====== Datos proporcionados ======
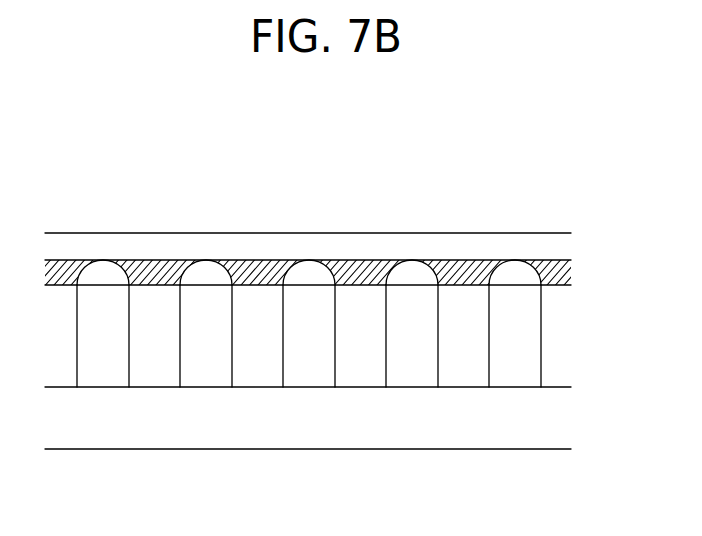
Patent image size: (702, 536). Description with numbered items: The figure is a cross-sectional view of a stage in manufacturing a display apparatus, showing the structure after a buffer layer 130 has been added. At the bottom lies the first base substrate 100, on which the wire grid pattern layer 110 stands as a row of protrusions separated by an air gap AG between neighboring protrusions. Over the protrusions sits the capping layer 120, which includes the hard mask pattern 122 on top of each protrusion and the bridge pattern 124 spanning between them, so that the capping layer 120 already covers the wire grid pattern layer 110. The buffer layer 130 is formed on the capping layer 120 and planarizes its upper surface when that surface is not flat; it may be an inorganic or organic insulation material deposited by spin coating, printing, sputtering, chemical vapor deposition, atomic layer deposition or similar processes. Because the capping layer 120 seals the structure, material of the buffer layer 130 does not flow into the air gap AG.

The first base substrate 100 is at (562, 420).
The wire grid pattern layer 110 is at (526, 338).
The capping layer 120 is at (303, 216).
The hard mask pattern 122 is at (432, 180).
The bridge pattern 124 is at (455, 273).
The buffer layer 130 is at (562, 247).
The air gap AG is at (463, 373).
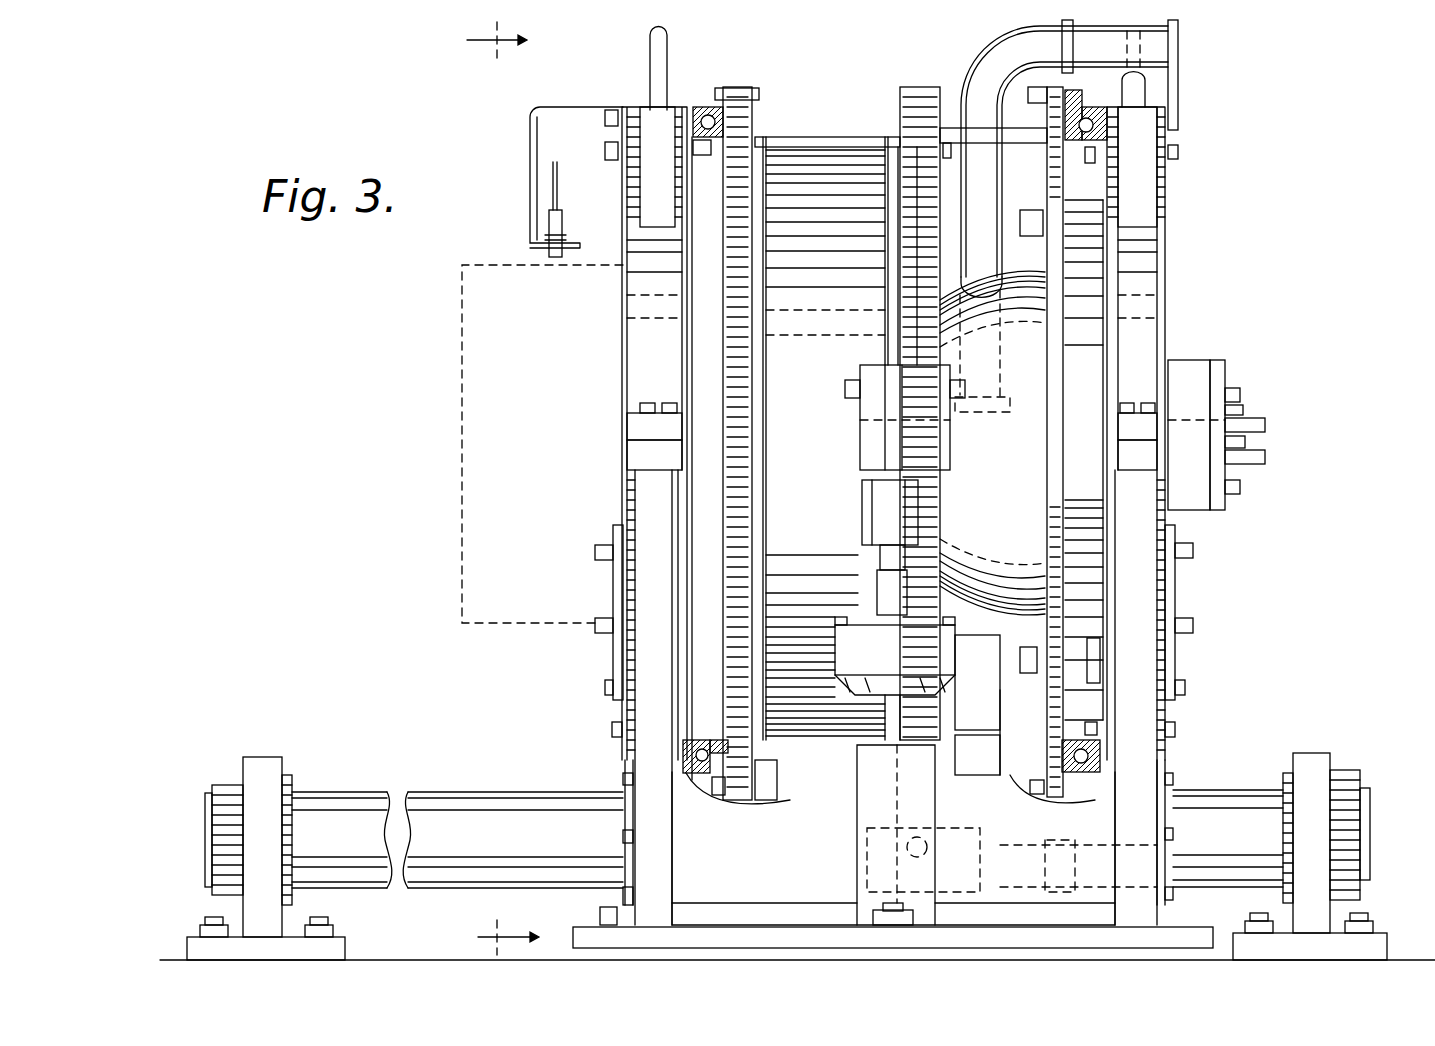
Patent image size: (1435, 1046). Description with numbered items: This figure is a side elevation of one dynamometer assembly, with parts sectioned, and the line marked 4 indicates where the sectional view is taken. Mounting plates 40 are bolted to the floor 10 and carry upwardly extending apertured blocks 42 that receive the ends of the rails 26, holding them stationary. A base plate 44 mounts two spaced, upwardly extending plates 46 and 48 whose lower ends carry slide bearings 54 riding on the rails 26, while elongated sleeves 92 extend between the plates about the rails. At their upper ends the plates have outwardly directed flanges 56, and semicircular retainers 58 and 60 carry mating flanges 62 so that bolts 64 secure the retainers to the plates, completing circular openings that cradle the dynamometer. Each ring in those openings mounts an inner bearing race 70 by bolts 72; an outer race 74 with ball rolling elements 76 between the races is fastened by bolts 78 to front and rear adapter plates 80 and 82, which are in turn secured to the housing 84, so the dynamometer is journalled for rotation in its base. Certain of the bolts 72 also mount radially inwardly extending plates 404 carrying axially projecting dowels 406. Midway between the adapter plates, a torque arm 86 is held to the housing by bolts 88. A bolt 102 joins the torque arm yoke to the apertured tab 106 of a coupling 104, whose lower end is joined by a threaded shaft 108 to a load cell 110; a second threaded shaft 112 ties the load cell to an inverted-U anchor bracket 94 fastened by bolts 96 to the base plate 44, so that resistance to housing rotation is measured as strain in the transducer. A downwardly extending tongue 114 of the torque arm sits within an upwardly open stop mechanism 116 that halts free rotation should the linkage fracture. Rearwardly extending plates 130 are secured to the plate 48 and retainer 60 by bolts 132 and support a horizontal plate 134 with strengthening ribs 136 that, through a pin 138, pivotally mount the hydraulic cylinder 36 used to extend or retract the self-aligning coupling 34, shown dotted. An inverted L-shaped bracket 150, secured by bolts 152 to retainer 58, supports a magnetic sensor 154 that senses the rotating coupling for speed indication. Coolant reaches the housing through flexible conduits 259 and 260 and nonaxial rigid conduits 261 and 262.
======
====== Datos proporcionados ======
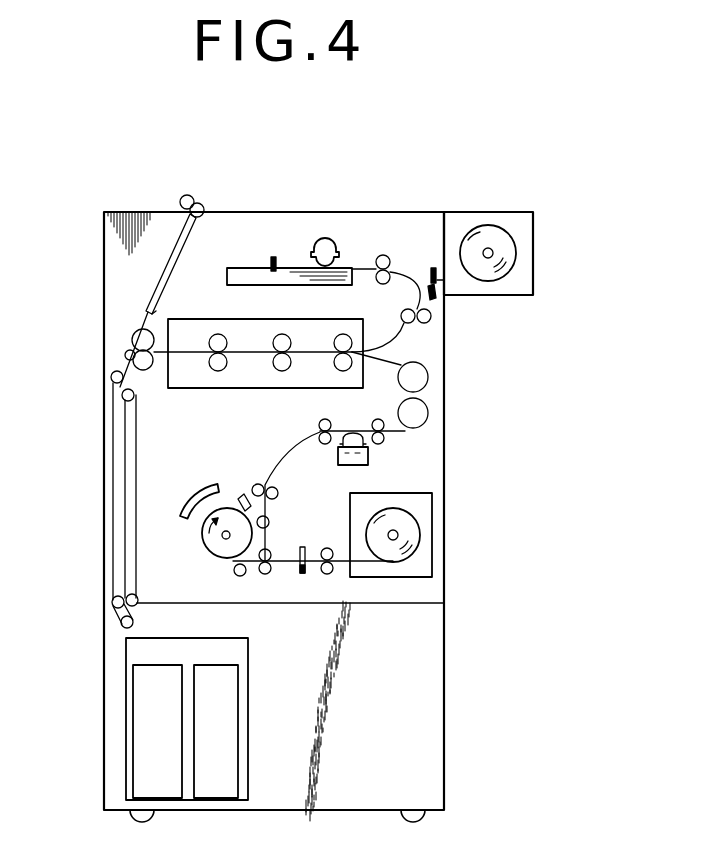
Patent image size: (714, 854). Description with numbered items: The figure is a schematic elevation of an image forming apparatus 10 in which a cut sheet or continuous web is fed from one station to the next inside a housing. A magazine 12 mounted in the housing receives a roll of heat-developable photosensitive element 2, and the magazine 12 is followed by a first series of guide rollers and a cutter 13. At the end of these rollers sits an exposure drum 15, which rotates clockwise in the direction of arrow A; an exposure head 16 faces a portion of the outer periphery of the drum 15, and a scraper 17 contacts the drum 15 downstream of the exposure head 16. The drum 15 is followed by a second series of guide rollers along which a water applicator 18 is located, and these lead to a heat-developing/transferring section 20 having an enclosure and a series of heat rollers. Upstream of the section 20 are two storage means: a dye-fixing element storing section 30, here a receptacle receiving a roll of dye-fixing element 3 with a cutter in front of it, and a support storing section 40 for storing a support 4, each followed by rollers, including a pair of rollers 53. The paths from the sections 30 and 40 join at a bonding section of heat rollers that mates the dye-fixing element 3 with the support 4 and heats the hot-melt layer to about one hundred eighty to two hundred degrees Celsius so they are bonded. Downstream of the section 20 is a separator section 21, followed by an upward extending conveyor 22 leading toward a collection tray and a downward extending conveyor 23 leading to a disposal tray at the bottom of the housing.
======
Reproduce sin cambios las filas que van desde la que contiene "Patent image size: (702, 536)." hasta la que contiene "The air gap AG is at (463, 373).", ambas incluidas.

Patent image size: (702, 536). Description with numbered items: The figure is a cross-sectional view of a stage in manufacturing a display apparatus, showing the structure after a buffer layer 130 has been added. At the bottom lies the first base substrate 100, on which the wire grid pattern layer 110 stands as a row of protrusions separated by an air gap AG between neighboring protrusions. Over the protrusions sits the capping layer 120, which includes the hard mask pattern 122 on top of each protrusion and the bridge pattern 124 spanning between them, so that the capping layer 120 already covers the wire grid pattern layer 110. The buffer layer 130 is formed on the capping layer 120 and planarizes its upper surface when that surface is not flat; it may be an inorganic or organic insulation material deposited by spin coating, printing, sputtering, chemical vapor deposition, atomic layer deposition or similar processes. Because the capping layer 120 seals the structure, material of the buffer layer 130 does not flow into the air gap AG.

The first base substrate 100 is at (562, 420).
The wire grid pattern layer 110 is at (526, 338).
The capping layer 120 is at (303, 216).
The hard mask pattern 122 is at (432, 180).
The bridge pattern 124 is at (455, 273).
The buffer layer 130 is at (562, 247).
The air gap AG is at (463, 373).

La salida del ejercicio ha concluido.